# Start of The records
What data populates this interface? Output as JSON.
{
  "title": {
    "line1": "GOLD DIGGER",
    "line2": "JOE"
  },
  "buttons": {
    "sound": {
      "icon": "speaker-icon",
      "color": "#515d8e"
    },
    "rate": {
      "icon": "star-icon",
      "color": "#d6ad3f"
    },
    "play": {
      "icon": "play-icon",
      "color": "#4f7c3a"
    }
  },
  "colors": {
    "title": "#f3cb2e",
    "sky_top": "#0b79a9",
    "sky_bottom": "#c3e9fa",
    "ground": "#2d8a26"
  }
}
# End of The records
- Task prompt: Extract the entries above verbatim.

- The reply:
What data populates this interface? Output as JSON.
{
  "title": {
    "line1": "GOLD DIGGER",
    "line2": "JOE"
  },
  "buttons": {
    "sound": {
      "icon": "speaker-icon",
      "color": "#515d8e"
    },
    "rate": {
      "icon": "star-icon",
      "color": "#d6ad3f"
    },
    "play": {
      "icon": "play-icon",
      "color": "#4f7c3a"
    }
  },
  "colors": {
    "title": "#f3cb2e",
    "sky_top": "#0b79a9",
    "sky_bottom": "#c3e9fa",
    "ground": "#2d8a26"
  }
}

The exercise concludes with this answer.